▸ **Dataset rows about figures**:

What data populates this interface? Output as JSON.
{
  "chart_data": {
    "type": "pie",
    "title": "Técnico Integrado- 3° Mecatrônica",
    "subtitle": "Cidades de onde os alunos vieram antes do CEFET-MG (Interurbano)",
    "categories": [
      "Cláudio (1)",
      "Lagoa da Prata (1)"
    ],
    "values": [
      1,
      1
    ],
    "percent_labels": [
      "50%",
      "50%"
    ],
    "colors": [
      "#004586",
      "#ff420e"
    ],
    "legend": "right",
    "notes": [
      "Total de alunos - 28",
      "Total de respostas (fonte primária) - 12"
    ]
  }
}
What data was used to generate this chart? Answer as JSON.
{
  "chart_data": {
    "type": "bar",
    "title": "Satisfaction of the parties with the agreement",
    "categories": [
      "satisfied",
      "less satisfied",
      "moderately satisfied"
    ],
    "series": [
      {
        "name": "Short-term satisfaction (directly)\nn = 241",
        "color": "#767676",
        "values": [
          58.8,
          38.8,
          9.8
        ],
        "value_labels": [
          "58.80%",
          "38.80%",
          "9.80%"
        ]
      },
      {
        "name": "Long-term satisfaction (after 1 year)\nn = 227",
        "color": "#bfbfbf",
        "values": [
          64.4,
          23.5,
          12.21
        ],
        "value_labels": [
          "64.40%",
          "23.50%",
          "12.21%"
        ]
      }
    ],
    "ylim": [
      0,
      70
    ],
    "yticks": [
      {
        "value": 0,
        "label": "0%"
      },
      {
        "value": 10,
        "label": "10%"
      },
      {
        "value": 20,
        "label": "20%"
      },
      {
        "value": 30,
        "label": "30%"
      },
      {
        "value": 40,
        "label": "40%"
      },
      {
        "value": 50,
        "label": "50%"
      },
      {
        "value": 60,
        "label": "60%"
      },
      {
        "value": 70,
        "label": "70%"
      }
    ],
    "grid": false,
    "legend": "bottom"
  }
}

▸ **Aim**: Type out the material again exactly as presented.

▸ **Task solution**:
What data populates this interface? Output as JSON.
{
  "chart_data": {
    "type": "pie",
    "title": "Técnico Integrado- 3° Mecatrônica",
    "subtitle": "Cidades de onde os alunos vieram antes do CEFET-MG (Interurbano)",
    "categories": [
      "Cláudio (1)",
      "Lagoa da Prata (1)"
    ],
    "values": [
      1,
      1
    ],
    "percent_labels": [
      "50%",
      "50%"
    ],
    "colors": [
      "#004586",
      "#ff420e"
    ],
    "legend": "right",
    "notes": [
      "Total de alunos - 28",
      "Total de respostas (fonte primária) - 12"
    ]
  }
}
What data was used to generate this chart? Answer as JSON.
{
  "chart_data": {
    "type": "bar",
    "title": "Satisfaction of the parties with the agreement",
    "categories": [
      "satisfied",
      "less satisfied",
      "moderately satisfied"
    ],
    "series": [
      {
        "name": "Short-term satisfaction (directly)\nn = 241",
        "color": "#767676",
        "values": [
          58.8,
          38.8,
          9.8
        ],
        "value_labels": [
          "58.80%",
          "38.80%",
          "9.80%"
        ]
      },
      {
        "name": "Long-term satisfaction (after 1 year)\nn = 227",
        "color": "#bfbfbf",
        "values": [
          64.4,
          23.5,
          12.21
        ],
        "value_labels": [
          "64.40%",
          "23.50%",
          "12.21%"
        ]
      }
    ],
    "ylim": [
      0,
      70
    ],
    "yticks": [
      {
        "value": 0,
        "label": "0%"
      },
      {
        "value": 10,
        "label": "10%"
      },
      {
        "value": 20,
        "label": "20%"
      },
      {
        "value": 30,
        "label": "30%"
      },
      {
        "value": 40,
        "label": "40%"
      },
      {
        "value": 50,
        "label": "50%"
      },
      {
        "value": 60,
        "label": "60%"
      },
      {
        "value": 70,
        "label": "70%"
      }
    ],
    "grid": false,
    "legend": "bottom"
  }
}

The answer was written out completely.